[Figure collection entries]
▬▬▬▬▬▬

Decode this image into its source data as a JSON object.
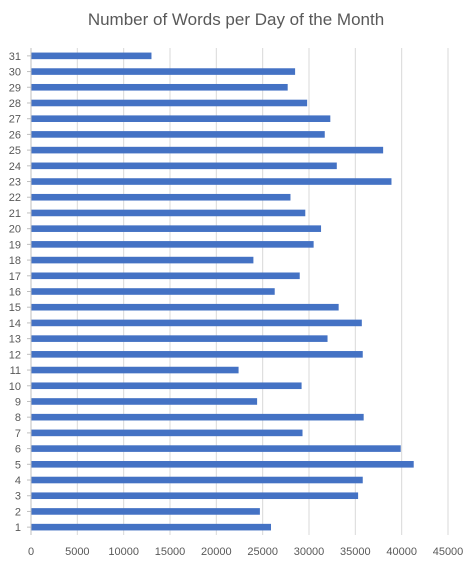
{
  "chart_data": {
    "type": "bar",
    "orientation": "horizontal",
    "title": "Number of Words per Day of the Month",
    "xlabel": "",
    "ylabel": "",
    "xlim": [
      0,
      45000
    ],
    "x_ticks": [
      "0",
      "5000",
      "10000",
      "15000",
      "20000",
      "25000",
      "30000",
      "35000",
      "40000",
      "45000"
    ],
    "categories": [
      "1",
      "2",
      "3",
      "4",
      "5",
      "6",
      "7",
      "8",
      "9",
      "10",
      "11",
      "12",
      "13",
      "14",
      "15",
      "16",
      "17",
      "18",
      "19",
      "20",
      "21",
      "22",
      "23",
      "24",
      "25",
      "26",
      "27",
      "28",
      "29",
      "30",
      "31"
    ],
    "values": [
      25900,
      24700,
      35300,
      35800,
      41300,
      39900,
      29300,
      35900,
      24400,
      29200,
      22400,
      35800,
      32000,
      35700,
      33200,
      26300,
      29000,
      24000,
      30500,
      31300,
      29600,
      28000,
      38900,
      33000,
      38000,
      31700,
      32300,
      29800,
      27700,
      28500,
      13000
    ],
    "bar_color": "#4472C4",
    "grid": true,
    "grid_axis": "x",
    "legend": "none"
  }
}
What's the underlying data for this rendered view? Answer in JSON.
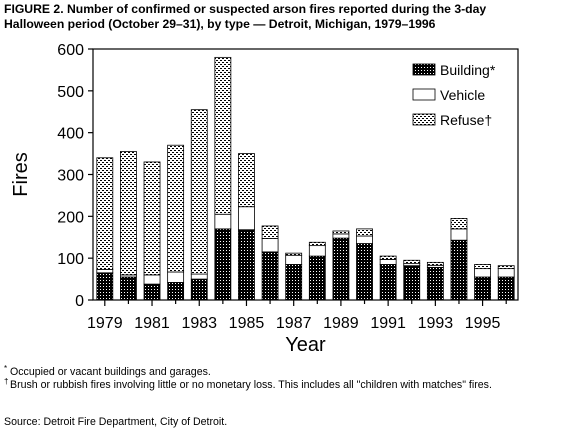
{
  "figure": {
    "title_line1": "FIGURE 2. Number of confirmed or suspected arson fires reported during the 3-day",
    "title_line2": "Halloween period (October 29–31), by type — Detroit, Michigan, 1979–1996"
  },
  "chart_data": {
    "type": "bar",
    "stacked": true,
    "xlabel": "Year",
    "ylabel": "Fires",
    "ylim": [
      0,
      600
    ],
    "yticks": [
      0,
      100,
      200,
      300,
      400,
      500,
      600
    ],
    "categories": [
      "1979",
      "1980",
      "1981",
      "1982",
      "1983",
      "1984",
      "1985",
      "1986",
      "1987",
      "1988",
      "1989",
      "1990",
      "1991",
      "1992",
      "1993",
      "1994",
      "1995",
      "1996"
    ],
    "xtick_labels": [
      "1979",
      "1981",
      "1983",
      "1985",
      "1987",
      "1989",
      "1991",
      "1993",
      "1995"
    ],
    "series": [
      {
        "name": "Building*",
        "pattern": "dense-dots",
        "values": [
          65,
          55,
          38,
          42,
          50,
          170,
          168,
          115,
          85,
          105,
          148,
          135,
          85,
          82,
          78,
          143,
          55,
          55
        ]
      },
      {
        "name": "Vehicle",
        "pattern": "white",
        "values": [
          8,
          5,
          22,
          25,
          12,
          35,
          55,
          32,
          22,
          25,
          10,
          18,
          12,
          5,
          5,
          27,
          20,
          20
        ]
      },
      {
        "name": "Refuse†",
        "pattern": "light-dots",
        "values": [
          267,
          295,
          270,
          303,
          393,
          375,
          127,
          30,
          5,
          8,
          7,
          17,
          8,
          8,
          7,
          25,
          10,
          7
        ]
      }
    ],
    "legend_position": "top-right",
    "grid": false
  },
  "footnotes": {
    "building_mark": "*",
    "building_text": "Occupied or vacant buildings and garages.",
    "refuse_mark": "†",
    "refuse_text": "Brush or rubbish fires involving little or no monetary loss. This includes all \"children with matches\" fires.",
    "source": "Source: Detroit Fire Department, City of Detroit."
  },
  "colors": {
    "ink": "#000000",
    "paper": "#ffffff"
  }
}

▬▬▬▬▬▬

— The task —
From the material above, gather all lines that include the string "pattern" and copy them.

— Answer to this problem —
        "pattern": "dense-dots",
        "pattern": "white",
        "pattern": "light-dots",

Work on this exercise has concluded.